BRIEF: Going through the material below, please gather all lines with the word "ylabel" in them.

INFORMATION GIVEN:
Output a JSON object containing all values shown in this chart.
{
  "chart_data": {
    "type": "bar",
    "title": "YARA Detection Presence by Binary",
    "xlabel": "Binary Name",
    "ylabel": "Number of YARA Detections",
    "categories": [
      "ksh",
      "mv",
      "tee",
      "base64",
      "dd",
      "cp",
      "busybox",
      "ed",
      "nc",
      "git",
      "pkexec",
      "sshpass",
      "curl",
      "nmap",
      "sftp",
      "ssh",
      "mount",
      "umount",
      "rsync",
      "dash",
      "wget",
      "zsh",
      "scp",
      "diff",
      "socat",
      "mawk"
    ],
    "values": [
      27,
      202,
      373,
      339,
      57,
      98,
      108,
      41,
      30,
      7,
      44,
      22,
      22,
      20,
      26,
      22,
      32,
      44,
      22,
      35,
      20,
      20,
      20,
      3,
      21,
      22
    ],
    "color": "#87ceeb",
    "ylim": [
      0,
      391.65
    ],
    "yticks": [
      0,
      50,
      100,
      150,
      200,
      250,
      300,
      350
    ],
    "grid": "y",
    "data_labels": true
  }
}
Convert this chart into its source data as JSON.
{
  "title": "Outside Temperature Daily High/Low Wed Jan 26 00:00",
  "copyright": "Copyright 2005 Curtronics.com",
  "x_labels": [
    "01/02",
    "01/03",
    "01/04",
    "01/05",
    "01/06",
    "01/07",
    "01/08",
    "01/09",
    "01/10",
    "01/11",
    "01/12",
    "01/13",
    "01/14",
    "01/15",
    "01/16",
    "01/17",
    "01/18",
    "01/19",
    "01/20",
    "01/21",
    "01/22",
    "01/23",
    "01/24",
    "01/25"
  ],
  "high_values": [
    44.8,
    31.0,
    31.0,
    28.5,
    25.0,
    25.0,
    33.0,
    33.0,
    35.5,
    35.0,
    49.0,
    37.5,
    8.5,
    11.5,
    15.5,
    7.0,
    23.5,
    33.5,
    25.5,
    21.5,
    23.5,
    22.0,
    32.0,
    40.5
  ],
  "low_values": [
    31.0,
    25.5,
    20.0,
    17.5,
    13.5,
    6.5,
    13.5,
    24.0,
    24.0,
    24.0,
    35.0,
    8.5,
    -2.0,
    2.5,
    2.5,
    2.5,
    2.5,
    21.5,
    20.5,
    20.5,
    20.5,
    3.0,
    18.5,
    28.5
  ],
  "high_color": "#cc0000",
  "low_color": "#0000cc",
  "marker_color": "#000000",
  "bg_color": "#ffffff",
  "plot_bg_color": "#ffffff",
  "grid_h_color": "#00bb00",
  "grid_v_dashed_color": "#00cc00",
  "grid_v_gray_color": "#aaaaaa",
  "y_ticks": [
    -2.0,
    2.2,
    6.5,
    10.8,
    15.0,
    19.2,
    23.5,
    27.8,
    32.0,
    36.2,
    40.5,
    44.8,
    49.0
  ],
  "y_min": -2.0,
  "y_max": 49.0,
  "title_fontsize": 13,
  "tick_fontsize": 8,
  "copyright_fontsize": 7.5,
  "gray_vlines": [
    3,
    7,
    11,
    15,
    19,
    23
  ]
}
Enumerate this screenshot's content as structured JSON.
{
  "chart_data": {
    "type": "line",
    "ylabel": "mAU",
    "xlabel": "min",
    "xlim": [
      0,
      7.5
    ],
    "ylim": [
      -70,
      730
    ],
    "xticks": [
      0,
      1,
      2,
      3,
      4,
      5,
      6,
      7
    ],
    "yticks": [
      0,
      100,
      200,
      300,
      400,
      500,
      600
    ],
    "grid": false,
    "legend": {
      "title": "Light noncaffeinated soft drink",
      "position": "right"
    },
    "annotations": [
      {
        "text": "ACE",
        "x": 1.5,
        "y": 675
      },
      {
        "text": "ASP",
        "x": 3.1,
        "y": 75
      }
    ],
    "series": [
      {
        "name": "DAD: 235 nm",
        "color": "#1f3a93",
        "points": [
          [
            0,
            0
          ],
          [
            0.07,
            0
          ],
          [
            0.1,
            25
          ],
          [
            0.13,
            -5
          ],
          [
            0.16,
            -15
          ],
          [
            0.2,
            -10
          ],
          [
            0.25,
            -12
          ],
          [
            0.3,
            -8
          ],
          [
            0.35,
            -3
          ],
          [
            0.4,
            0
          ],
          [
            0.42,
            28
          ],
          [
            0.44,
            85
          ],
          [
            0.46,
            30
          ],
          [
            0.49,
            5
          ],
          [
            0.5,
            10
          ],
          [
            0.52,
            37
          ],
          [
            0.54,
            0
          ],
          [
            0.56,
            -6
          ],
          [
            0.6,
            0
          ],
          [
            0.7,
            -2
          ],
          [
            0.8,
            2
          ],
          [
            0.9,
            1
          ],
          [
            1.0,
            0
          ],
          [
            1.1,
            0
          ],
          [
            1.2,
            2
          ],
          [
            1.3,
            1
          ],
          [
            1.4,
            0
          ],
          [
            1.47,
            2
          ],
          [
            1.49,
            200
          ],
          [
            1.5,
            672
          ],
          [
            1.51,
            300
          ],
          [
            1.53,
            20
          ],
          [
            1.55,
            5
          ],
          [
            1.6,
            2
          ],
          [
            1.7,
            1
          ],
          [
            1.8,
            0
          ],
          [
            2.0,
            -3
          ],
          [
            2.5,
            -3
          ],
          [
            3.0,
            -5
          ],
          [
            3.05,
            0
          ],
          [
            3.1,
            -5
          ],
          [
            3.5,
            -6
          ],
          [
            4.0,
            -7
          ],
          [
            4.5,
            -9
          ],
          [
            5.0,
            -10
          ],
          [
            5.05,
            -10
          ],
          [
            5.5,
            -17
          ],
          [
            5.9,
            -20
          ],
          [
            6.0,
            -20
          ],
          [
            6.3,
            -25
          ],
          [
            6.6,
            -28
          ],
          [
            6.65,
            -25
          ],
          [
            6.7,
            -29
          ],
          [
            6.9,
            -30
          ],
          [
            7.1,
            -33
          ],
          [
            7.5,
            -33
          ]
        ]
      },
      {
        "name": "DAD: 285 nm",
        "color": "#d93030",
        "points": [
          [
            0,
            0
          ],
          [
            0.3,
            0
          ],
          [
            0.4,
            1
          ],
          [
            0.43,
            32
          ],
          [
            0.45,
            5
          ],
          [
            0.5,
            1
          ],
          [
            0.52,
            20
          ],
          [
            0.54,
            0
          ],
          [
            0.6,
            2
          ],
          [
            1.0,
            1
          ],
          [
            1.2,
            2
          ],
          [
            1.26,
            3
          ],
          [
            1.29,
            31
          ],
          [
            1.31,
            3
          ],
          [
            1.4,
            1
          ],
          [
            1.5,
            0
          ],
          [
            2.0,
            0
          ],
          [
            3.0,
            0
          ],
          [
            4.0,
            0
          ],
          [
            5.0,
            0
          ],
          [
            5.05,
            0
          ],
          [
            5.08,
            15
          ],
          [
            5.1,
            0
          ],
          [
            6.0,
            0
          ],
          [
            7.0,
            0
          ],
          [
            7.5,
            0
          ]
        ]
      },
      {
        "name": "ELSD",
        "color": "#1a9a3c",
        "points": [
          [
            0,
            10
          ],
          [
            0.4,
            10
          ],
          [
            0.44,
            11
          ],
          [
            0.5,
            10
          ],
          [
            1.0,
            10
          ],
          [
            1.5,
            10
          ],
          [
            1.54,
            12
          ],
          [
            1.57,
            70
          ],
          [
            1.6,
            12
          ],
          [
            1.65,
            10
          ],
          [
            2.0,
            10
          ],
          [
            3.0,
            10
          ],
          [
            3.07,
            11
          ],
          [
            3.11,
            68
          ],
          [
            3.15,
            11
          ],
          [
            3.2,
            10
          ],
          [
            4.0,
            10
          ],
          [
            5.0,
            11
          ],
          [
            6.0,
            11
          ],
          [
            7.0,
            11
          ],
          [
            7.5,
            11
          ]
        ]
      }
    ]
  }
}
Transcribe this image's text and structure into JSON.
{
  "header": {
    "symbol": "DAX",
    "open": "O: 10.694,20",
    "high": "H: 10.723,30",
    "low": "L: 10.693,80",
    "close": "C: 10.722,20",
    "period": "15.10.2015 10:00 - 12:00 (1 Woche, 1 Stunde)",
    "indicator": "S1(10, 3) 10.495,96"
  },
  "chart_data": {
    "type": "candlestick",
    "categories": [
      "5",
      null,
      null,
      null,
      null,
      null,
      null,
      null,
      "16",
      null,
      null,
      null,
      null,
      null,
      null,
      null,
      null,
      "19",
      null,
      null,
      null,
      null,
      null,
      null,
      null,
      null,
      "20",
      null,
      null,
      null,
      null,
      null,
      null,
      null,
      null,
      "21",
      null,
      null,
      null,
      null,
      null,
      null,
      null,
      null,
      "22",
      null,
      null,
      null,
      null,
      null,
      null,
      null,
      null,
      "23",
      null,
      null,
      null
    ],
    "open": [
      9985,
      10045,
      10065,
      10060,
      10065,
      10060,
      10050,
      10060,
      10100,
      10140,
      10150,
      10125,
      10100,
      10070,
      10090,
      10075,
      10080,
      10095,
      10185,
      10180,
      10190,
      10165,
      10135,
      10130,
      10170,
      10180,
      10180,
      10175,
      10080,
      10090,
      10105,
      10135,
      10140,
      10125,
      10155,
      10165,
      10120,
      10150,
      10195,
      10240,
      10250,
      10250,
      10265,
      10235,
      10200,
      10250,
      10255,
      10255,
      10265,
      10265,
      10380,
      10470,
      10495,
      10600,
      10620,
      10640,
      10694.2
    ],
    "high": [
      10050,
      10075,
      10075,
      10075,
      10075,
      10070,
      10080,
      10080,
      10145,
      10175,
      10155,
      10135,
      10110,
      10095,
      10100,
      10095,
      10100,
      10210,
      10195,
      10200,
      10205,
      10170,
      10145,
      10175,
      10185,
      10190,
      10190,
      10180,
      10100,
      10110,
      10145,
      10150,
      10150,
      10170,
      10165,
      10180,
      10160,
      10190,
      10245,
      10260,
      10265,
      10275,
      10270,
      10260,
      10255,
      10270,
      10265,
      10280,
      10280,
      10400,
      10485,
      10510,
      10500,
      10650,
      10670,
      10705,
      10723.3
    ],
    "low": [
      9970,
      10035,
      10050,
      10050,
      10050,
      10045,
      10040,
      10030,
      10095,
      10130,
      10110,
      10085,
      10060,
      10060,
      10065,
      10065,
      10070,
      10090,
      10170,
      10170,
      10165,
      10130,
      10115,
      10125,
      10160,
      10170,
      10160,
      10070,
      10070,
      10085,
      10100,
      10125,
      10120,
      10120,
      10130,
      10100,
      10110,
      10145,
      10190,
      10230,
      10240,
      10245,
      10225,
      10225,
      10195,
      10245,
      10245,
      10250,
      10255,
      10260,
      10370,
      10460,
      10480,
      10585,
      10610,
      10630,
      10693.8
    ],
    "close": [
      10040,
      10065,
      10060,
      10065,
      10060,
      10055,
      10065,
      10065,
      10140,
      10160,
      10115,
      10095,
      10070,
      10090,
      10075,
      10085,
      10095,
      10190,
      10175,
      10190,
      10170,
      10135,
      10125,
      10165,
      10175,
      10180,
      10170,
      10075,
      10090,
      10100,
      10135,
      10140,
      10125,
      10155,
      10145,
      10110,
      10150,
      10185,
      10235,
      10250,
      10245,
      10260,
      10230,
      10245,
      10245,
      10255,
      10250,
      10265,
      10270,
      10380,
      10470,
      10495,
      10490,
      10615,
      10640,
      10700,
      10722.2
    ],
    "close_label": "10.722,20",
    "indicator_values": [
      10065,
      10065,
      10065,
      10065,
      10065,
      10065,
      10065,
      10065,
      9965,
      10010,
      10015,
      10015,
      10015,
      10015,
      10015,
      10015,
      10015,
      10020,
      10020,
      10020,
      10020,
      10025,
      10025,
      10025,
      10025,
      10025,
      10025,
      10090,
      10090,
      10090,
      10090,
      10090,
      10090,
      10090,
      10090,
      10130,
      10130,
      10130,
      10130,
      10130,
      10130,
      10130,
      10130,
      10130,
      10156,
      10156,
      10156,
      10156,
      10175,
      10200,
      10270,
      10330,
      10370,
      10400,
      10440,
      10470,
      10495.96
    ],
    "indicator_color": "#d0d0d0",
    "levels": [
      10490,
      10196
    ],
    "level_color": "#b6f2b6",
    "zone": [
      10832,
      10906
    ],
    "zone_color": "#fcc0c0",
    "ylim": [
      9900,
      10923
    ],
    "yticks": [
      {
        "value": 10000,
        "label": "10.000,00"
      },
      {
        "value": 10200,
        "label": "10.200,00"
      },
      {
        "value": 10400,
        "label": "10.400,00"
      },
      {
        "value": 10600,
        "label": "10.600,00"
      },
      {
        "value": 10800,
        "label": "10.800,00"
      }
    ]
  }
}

TASK ANSWER:
    "ylabel": "Number of YARA Detections",
    "ylabel": "mAU",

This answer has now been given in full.